_RECORDS SHOWN_.

▬▬▬▬▬▬▬▬▬▬

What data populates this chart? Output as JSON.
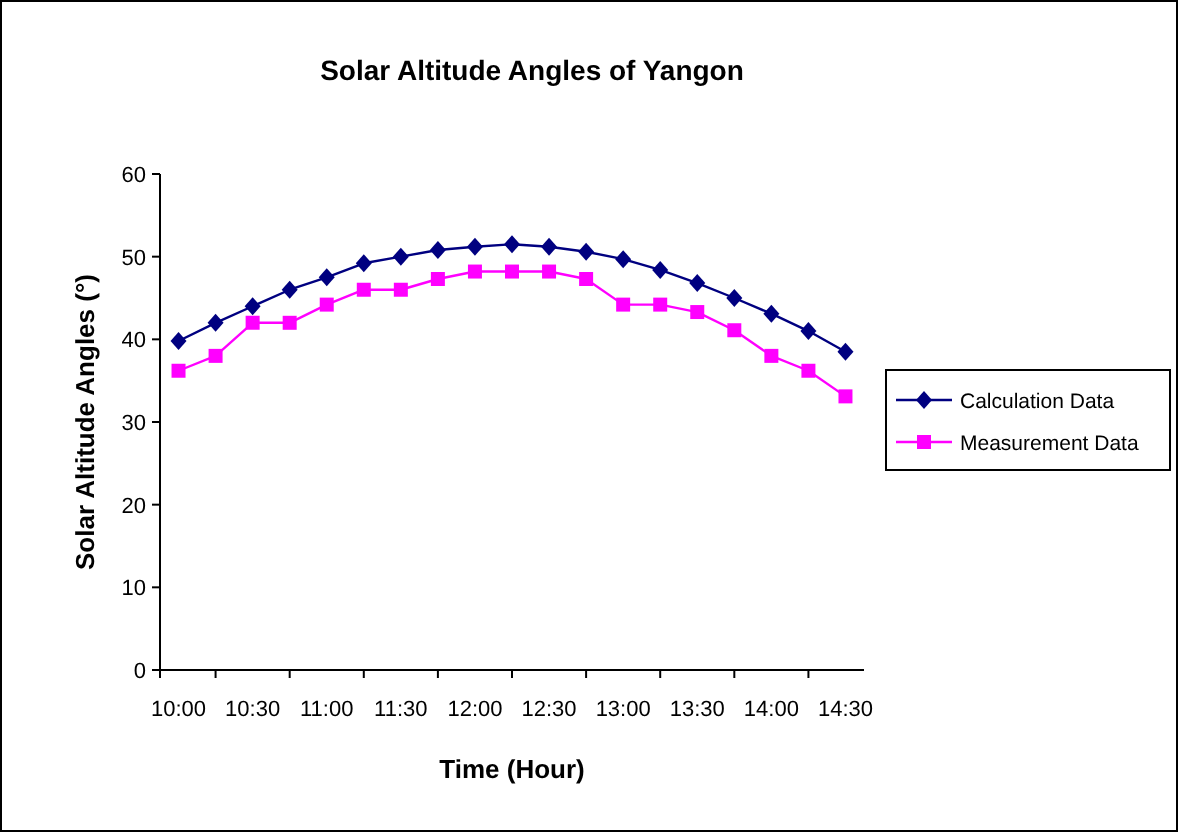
{
  "chart_data": {
    "type": "line",
    "title": "Solar Altitude Angles of Yangon",
    "xlabel": "Time (Hour)",
    "ylabel": "Solar Altitude Angles (°)",
    "categories": [
      "10:00",
      null,
      "10:30",
      null,
      "11:00",
      null,
      "11:30",
      null,
      "12:00",
      null,
      "12:30",
      null,
      "13:00",
      null,
      "13:30",
      null,
      "14:00",
      null,
      "14:30"
    ],
    "series": [
      {
        "name": "Calculation Data",
        "color": "#000080",
        "marker": "diamond",
        "values": [
          39.8,
          42,
          44,
          46,
          47.5,
          49.2,
          50,
          50.8,
          51.2,
          51.5,
          51.2,
          50.6,
          49.7,
          48.4,
          46.8,
          45,
          43.1,
          41,
          38.5
        ]
      },
      {
        "name": "Measurement Data",
        "color": "#ff00ff",
        "marker": "square",
        "values": [
          36.2,
          38,
          42,
          42,
          44.2,
          46,
          46,
          47.3,
          48.2,
          48.2,
          48.2,
          47.3,
          44.2,
          44.2,
          43.3,
          41.1,
          38,
          36.2,
          33.1
        ]
      }
    ],
    "ylim": [
      0,
      60
    ],
    "yticks": [
      0,
      10,
      20,
      30,
      40,
      50,
      60
    ],
    "grid": false,
    "legend": "right"
  }
}
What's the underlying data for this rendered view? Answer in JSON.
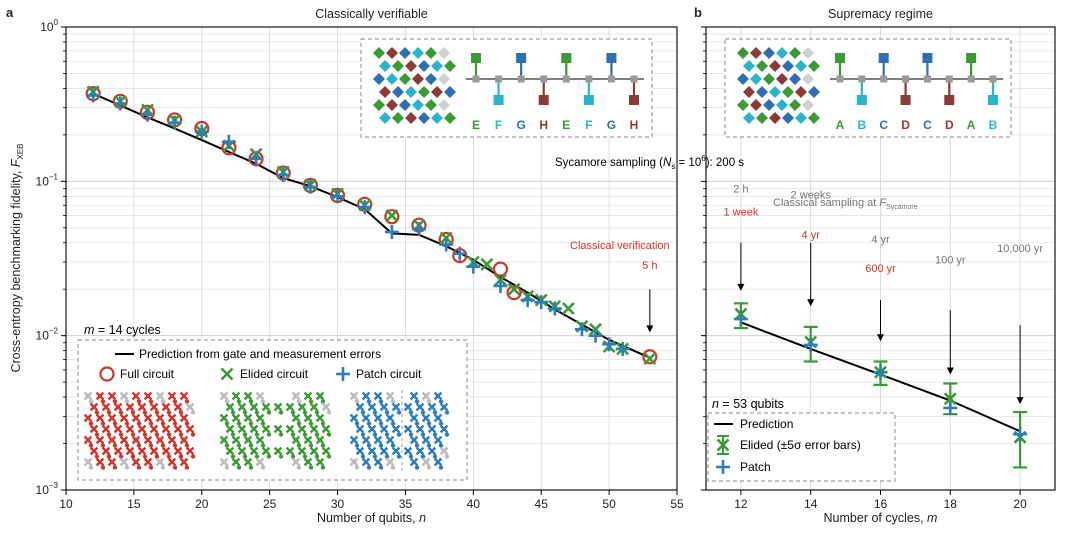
{
  "chart_data": [
    {
      "panel_letter": "a",
      "type": "scatter",
      "title": "Classically verifiable",
      "xlabel": "Number of qubits, n",
      "ylabel": "Cross-entropy benchmarking fidelity, F_XEB",
      "ylabel_main": "Cross-entropy benchmarking fidelity, ",
      "ylabel_symbol": "F",
      "ylabel_sub": "XEB",
      "xlim": [
        10,
        55
      ],
      "ylim": [
        0.001,
        1
      ],
      "yscale": "log",
      "x_ticks": [
        10,
        15,
        20,
        25,
        30,
        35,
        40,
        45,
        50,
        55
      ],
      "y_ticks": [
        {
          "value": 1,
          "base": "10",
          "exp": "0"
        },
        {
          "value": 0.1,
          "base": "10",
          "exp": "−1"
        },
        {
          "value": 0.01,
          "base": "10",
          "exp": "−2"
        },
        {
          "value": 0.001,
          "base": "10",
          "exp": "−3"
        }
      ],
      "series": [
        {
          "name": "Prediction from gate and measurement errors",
          "type": "line",
          "color": "#000000",
          "x": [
            12,
            14,
            16,
            18,
            20,
            22,
            24,
            26,
            28,
            30,
            32,
            34,
            36,
            38,
            40,
            42,
            44,
            46,
            48,
            50,
            53
          ],
          "y": [
            0.37,
            0.31,
            0.26,
            0.22,
            0.185,
            0.155,
            0.13,
            0.105,
            0.093,
            0.079,
            0.066,
            0.046,
            0.045,
            0.038,
            0.031,
            0.024,
            0.019,
            0.0148,
            0.0118,
            0.0094,
            0.0072
          ]
        },
        {
          "name": "Full circuit",
          "type": "scatter",
          "marker": "circle",
          "color": "#d1342b",
          "x": [
            12,
            14,
            16,
            18,
            20,
            22,
            24,
            26,
            28,
            30,
            32,
            34,
            36,
            38,
            39,
            42,
            43,
            53
          ],
          "y": [
            0.37,
            0.33,
            0.28,
            0.25,
            0.22,
            0.165,
            0.14,
            0.113,
            0.094,
            0.081,
            0.071,
            0.059,
            0.052,
            0.042,
            0.033,
            0.027,
            0.019,
            0.0073
          ]
        },
        {
          "name": "Elided circuit",
          "type": "scatter",
          "marker": "x",
          "color": "#3a9a34",
          "x": [
            12,
            14,
            16,
            18,
            20,
            22,
            24,
            26,
            28,
            30,
            32,
            34,
            36,
            38,
            40,
            41,
            42,
            43,
            44,
            45,
            46,
            47,
            48,
            49,
            50,
            51,
            53
          ],
          "y": [
            0.38,
            0.33,
            0.29,
            0.25,
            0.21,
            0.17,
            0.15,
            0.115,
            0.095,
            0.083,
            0.07,
            0.06,
            0.052,
            0.043,
            0.03,
            0.029,
            0.023,
            0.02,
            0.018,
            0.017,
            0.0155,
            0.015,
            0.0115,
            0.011,
            0.0085,
            0.0082,
            0.0071
          ]
        },
        {
          "name": "Patch circuit",
          "type": "scatter",
          "marker": "plus",
          "color": "#2d7dbd",
          "x": [
            12,
            14,
            16,
            18,
            20,
            22,
            24,
            26,
            28,
            30,
            32,
            34,
            36,
            38,
            39,
            40,
            42,
            44,
            45,
            46,
            48,
            49,
            50,
            51
          ],
          "y": [
            0.36,
            0.32,
            0.27,
            0.24,
            0.21,
            0.18,
            0.14,
            0.11,
            0.092,
            0.08,
            0.068,
            0.047,
            0.049,
            0.039,
            0.034,
            0.028,
            0.021,
            0.017,
            0.0165,
            0.015,
            0.011,
            0.01,
            0.0088,
            0.0082
          ]
        }
      ],
      "annotations": {
        "cycles_label": "m = 14 cycles",
        "cycles_var": "m",
        "cycles_rest": " = 14 cycles",
        "classical_verification": "Classical verification",
        "arrow_label": "5 h",
        "arrow_x": 53,
        "arrow_y_top": 0.02,
        "arrow_y_bottom": 0.0105,
        "circuit_labels": [
          "E",
          "F",
          "G",
          "H",
          "E",
          "F",
          "G",
          "H"
        ],
        "circuit_label_colors": [
          "#3a9a34",
          "#2bb3cc",
          "#2d6fb0",
          "#8b3a35",
          "#3a9a34",
          "#2bb3cc",
          "#2d6fb0",
          "#8b3a35"
        ]
      }
    },
    {
      "panel_letter": "b",
      "type": "scatter",
      "title": "Supremacy regime",
      "xlabel": "Number of cycles, m",
      "xlim": [
        11,
        21
      ],
      "ylim": [
        0.001,
        1
      ],
      "yscale": "log",
      "x_ticks": [
        12,
        14,
        16,
        18,
        20
      ],
      "series": [
        {
          "name": "Prediction",
          "type": "line",
          "color": "#000000",
          "x": [
            12,
            14,
            16,
            18,
            20
          ],
          "y": [
            0.0122,
            0.0082,
            0.0056,
            0.0038,
            0.0024
          ]
        },
        {
          "name": "Elided (±5σ error bars)",
          "type": "errorbar",
          "marker": "x",
          "color": "#3a9a34",
          "x": [
            12,
            14,
            16,
            18,
            20
          ],
          "y": [
            0.0138,
            0.0091,
            0.0058,
            0.0039,
            0.0022
          ],
          "err_low": [
            0.0112,
            0.0068,
            0.0048,
            0.0031,
            0.0014
          ],
          "err_high": [
            0.0162,
            0.0114,
            0.0068,
            0.0049,
            0.0032
          ]
        },
        {
          "name": "Patch",
          "type": "scatter",
          "marker": "plus",
          "color": "#2d7dbd",
          "x": [
            12,
            14,
            16,
            18,
            20
          ],
          "y": [
            0.0128,
            0.0087,
            0.0058,
            0.0034,
            0.0023
          ]
        }
      ],
      "annotations": {
        "sycamore_prefix": "Sycamore sampling (",
        "sycamore_var": "N",
        "sycamore_sub": "s",
        "sycamore_mid": " = 10",
        "sycamore_sup": "6",
        "sycamore_suffix": "): 200 s",
        "classical_title": "Classical sampling at ",
        "classical_symbol": "F",
        "classical_sub": "Sycamore",
        "qubits_var": "n",
        "qubits_rest": " = 53 qubits",
        "times": [
          {
            "x": 12,
            "y_top": 0.04,
            "y_bottom": 0.0195,
            "gray": "2 h",
            "red": "1 week"
          },
          {
            "x": 14,
            "y_top": 0.04,
            "y_bottom": 0.0155,
            "gray": "2 weeks",
            "red": "4 yr"
          },
          {
            "x": 16,
            "y_top": 0.017,
            "y_bottom": 0.0092,
            "gray": "4 yr",
            "red": "600 yr"
          },
          {
            "x": 18,
            "y_top": 0.0146,
            "y_bottom": 0.0056,
            "gray": "100 yr",
            "red": ""
          },
          {
            "x": 20,
            "y_top": 0.0117,
            "y_bottom": 0.0036,
            "gray": "10,000 yr",
            "red": ""
          }
        ],
        "circuit_labels": [
          "A",
          "B",
          "C",
          "D",
          "C",
          "D",
          "A",
          "B"
        ],
        "circuit_label_colors": [
          "#3a9a34",
          "#2bb3cc",
          "#2d6fb0",
          "#8b3a35",
          "#2d6fb0",
          "#8b3a35",
          "#3a9a34",
          "#2bb3cc"
        ]
      }
    }
  ]
}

▬▬▬▬▬▬▬▬▬▬

_TASK DIRECTIONS_.
In the material above, find each line that contains the word "marker", and select it.

_CORRECT RESPONSE_.
        "marker": "diamond",
        "marker": "square",
          "marker": "circle",
          "marker": "x",
          "marker": "plus",
          "marker": "x",
          "marker": "plus",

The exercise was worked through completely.